TEXT EXCERPT:
*****
Earlier this morning we reported that Sound Transit plans to charge fare in the Downtown Seattle Transit Tunnel for its Link light rail service, while buses in the tunnel will still operate for free for intra-downtown trips. While this means a cheaper base fare across the system, our commenters wondered what sort of affects on ridership this would have.

Greg Walker, Sound Transit chief policy and planning officer, said it won’t have much of an impact. “We project about 2,600 people daily” will be deincentivized from paying a fare for light rail compared to jumping on a free bus, Walker told us. The plan only affects “non-transfer, cash-paying” customers who are taking a trip entirely within downtown. He noted that it’s not possible to know how many of those 2,600 people will skip riding light rail.

Walker said that the 2,600 number is “less than 10% of the overall ridership on the line.” Since ridership numbers are hard to predict, he said that’s “within my margin-of-error for ridership projections.” Walker expects that Link ridership will exceed projections, even with this loss, since most other new light rail projects across the nation have exceeded their projections as well.

27 Replies to “No Link Free Ride to Affect Just 2,600 Daily Tunnel Users”

  1. I don’t get how this decision creates any value for Sound Transit and will only create ill-will.

    No one in their right mind will pay $1.75 to ride Link within the tunnel if the buses are free – they’ll just ride the buses. More people gettign on and off the buses in the tunnel will slow the buses, and Link will be delayed waiting for buses to clear the next station.

    Sound Transit will garner no revenue but will generate ill will.

  2. So they could increase ridership by 10% for effectively no money (ok, a little extra janitorial maintenance), and get thousands of riders (per day!) used to this new form of transit. Or, um, they can… wait, what was the downside?

    What Carl said. Who’s decision was this? Can we vote them out?

    1. The downside is that everyone else has to pay a quarter just so 2.6k people can get a free ride. Those people already have the option of getting free rides on buses without affecting Sound Transit’s bottom line. It is pretty confusing having one mode free in the tunnel and the other not, I agree.

      Personally, I would eliminate fares in the tunnel once Orca is adopted and start to increase cash fares vs. Orca, and spend the saved money on additional bus service in the city. But I don’t know if that’s totally the right thing to do.

      The vast majority of riders in the tunnel are going to have transfers or passes, or are leaving downtown, though, so it shouldn’t affect them.
*****
GIVEN RECORDS:

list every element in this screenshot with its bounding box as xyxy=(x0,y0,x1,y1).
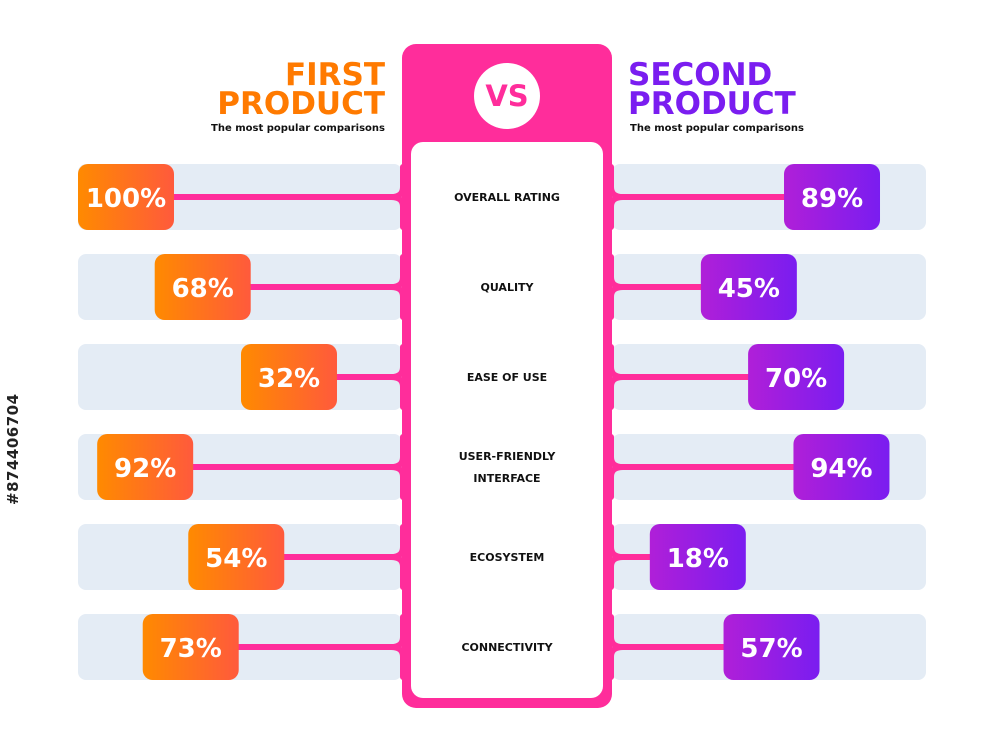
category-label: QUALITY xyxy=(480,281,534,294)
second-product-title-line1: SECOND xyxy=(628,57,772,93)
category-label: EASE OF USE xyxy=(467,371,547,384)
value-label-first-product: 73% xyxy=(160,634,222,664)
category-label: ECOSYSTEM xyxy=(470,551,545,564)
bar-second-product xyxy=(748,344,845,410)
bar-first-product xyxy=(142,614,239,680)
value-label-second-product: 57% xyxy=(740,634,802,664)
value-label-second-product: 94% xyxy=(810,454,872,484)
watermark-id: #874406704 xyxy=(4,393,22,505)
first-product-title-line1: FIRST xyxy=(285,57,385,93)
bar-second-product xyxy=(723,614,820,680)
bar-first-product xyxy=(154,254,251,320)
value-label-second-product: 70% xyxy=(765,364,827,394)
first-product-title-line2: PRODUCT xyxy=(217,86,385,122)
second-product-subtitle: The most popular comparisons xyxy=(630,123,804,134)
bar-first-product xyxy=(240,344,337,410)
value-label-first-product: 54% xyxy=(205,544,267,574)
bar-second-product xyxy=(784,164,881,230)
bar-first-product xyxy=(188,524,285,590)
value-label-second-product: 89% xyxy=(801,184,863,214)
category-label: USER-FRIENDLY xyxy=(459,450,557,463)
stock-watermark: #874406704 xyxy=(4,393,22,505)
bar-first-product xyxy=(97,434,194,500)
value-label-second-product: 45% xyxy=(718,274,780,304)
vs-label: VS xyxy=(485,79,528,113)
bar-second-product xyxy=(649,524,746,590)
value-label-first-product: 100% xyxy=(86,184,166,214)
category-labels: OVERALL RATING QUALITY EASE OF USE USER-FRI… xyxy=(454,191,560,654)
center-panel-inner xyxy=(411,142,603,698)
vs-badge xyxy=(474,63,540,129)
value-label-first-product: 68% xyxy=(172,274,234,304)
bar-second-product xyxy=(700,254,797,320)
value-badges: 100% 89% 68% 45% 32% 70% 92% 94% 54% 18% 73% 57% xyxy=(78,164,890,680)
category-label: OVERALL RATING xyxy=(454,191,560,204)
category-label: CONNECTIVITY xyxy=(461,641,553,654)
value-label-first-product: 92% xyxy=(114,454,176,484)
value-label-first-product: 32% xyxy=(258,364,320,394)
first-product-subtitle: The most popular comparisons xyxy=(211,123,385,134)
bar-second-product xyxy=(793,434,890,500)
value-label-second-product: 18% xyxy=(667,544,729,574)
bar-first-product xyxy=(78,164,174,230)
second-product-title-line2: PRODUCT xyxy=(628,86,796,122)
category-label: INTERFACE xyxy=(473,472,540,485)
*****
TO BE DONE:
(1) Copy the tunnel fare text starting at "1. The downside" and ending at "shouldn’t affect them.", swapping "quarter" for "dime".
(2) According to the tunnel fare text, how does Greg Walker describe the 2,600 figure relative to the line's ridership?

SOLUTION SET:
(1)
1. The downside is that everyone else has to pay a dime just so 2.6k people can get a free ride. Those people already have the option of getting free rides on buses without affecting Sound Transit’s bottom line. It is pretty confusing having one mode free in the tunnel and the other not, I agree.

      Personally, I would eliminate fares in the tunnel once Orca is adopted and start to increase cash fares vs. Orca, and spend the saved money on additional bus service in the city. But I don’t know if that’s totally the right thing to do.

      The vast majority of riders in the tunnel are going to have transfers or passes, or are leaving downtown, though, so it shouldn’t affect them.

(2) He says it is less than 10% of the overall ridership on the line.